-- Start DATA EXCERPTS --
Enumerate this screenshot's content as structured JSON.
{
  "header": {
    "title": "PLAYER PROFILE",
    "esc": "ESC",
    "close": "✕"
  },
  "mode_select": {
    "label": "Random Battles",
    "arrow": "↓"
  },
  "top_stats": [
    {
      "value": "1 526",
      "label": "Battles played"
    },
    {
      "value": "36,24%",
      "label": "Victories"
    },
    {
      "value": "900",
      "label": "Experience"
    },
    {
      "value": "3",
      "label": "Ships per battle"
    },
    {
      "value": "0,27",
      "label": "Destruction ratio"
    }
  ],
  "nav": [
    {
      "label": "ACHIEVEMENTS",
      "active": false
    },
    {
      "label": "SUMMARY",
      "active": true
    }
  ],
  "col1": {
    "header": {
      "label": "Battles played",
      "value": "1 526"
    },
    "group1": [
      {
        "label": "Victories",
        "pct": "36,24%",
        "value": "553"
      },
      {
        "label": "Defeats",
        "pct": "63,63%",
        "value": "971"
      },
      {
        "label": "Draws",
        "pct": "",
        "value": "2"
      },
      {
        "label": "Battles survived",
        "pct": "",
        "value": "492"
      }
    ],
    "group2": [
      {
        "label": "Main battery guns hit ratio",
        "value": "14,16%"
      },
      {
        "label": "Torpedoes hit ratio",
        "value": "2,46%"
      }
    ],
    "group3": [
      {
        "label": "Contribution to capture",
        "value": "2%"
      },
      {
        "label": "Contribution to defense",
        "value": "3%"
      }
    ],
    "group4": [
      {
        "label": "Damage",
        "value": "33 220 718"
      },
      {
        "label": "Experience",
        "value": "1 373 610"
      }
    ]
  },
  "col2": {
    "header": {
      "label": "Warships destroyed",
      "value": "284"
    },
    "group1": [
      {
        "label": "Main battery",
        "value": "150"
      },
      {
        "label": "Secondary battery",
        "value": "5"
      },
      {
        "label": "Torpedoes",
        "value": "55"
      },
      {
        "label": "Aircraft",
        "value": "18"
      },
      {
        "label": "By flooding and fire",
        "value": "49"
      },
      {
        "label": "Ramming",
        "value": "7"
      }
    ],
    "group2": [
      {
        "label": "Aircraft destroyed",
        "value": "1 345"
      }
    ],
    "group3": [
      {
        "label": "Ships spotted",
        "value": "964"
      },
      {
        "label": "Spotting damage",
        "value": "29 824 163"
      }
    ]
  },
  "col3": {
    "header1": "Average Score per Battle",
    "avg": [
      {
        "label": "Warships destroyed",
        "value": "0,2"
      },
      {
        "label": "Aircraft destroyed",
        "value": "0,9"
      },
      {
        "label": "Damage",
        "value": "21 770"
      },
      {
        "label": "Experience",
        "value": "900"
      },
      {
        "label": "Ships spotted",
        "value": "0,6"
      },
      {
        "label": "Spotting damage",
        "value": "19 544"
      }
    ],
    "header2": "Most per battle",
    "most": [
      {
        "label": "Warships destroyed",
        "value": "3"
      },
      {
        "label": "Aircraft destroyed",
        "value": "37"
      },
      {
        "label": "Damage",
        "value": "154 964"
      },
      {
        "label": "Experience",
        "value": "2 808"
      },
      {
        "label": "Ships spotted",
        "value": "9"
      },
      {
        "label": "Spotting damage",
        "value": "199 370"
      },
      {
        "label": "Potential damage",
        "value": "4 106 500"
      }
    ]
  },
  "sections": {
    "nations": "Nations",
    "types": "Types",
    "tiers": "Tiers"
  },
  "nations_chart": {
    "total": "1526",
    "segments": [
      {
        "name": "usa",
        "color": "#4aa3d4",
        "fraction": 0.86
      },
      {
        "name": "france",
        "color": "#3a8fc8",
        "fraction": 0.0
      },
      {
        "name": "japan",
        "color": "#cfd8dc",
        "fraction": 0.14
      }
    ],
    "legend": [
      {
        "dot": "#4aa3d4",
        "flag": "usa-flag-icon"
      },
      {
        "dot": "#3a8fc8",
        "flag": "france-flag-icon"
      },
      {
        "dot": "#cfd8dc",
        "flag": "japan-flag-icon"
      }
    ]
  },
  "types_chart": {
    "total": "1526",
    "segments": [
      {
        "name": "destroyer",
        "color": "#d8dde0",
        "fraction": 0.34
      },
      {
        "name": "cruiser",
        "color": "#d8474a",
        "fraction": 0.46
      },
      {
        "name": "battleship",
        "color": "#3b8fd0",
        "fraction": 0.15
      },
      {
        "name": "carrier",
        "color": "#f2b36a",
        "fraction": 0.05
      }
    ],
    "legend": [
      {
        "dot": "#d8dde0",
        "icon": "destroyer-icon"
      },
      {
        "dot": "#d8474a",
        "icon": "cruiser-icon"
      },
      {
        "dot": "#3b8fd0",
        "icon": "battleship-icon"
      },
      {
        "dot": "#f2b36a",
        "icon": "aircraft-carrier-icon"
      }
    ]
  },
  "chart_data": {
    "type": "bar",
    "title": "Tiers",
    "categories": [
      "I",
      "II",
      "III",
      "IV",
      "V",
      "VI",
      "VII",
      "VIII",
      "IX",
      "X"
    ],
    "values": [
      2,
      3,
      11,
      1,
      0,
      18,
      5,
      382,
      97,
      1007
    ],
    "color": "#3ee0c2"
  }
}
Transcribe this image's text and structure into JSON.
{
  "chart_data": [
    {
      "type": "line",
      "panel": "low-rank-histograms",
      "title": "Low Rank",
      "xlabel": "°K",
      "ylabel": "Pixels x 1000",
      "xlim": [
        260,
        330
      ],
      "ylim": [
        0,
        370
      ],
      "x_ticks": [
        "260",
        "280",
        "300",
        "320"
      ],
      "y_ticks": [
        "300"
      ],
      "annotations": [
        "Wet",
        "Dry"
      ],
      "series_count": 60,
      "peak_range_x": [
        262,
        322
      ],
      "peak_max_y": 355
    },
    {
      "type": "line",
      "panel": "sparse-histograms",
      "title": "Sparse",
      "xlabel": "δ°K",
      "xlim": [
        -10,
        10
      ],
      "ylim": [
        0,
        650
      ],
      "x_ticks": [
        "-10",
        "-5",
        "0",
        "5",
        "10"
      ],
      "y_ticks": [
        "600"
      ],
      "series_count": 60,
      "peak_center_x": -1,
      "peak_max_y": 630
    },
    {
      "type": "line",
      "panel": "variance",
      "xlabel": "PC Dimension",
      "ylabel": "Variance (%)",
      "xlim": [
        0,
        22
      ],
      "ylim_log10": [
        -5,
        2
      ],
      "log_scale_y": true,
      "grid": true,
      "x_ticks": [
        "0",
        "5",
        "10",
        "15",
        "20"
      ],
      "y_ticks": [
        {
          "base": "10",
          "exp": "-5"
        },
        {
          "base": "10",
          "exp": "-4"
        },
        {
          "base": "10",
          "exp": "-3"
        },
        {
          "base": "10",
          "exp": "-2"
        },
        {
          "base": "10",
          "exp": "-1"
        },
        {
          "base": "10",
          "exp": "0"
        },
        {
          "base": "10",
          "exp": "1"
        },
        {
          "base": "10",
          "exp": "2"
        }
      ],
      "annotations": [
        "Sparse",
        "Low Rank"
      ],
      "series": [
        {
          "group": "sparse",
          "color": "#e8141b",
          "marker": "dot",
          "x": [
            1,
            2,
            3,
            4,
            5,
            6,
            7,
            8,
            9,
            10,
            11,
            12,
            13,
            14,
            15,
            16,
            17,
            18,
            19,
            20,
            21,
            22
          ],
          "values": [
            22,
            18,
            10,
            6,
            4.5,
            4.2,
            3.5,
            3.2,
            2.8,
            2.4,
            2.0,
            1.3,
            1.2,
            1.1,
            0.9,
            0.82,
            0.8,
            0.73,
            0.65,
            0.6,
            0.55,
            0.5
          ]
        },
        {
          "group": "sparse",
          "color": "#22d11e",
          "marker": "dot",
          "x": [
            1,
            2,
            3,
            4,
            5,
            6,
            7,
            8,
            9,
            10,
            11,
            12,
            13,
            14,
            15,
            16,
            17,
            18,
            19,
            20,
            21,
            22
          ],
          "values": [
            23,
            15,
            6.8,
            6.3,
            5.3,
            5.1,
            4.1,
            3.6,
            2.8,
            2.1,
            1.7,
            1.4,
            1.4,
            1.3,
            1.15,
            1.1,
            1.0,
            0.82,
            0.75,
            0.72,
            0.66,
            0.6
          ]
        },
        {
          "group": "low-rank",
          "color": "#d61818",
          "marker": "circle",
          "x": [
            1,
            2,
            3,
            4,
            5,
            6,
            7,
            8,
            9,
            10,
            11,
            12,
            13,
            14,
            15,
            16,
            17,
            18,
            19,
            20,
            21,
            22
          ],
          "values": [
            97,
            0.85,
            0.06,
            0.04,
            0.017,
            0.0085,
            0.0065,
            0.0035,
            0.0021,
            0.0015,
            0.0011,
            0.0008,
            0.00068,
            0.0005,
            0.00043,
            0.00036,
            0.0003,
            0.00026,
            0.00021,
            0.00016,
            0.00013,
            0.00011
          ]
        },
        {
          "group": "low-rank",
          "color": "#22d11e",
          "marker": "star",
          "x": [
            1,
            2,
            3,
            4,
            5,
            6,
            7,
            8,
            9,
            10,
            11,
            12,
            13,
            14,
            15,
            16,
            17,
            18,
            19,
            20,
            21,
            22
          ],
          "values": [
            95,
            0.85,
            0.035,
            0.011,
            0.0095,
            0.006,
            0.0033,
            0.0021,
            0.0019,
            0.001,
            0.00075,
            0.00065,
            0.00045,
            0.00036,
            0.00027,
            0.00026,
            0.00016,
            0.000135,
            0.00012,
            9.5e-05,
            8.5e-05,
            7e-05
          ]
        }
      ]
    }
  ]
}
-- End DATA EXCERPTS --
#### WORK INSTRUCTIONS
Each line containing the word "panel" counts once; report the total alone.

#### EXPECTED OUTPUT
3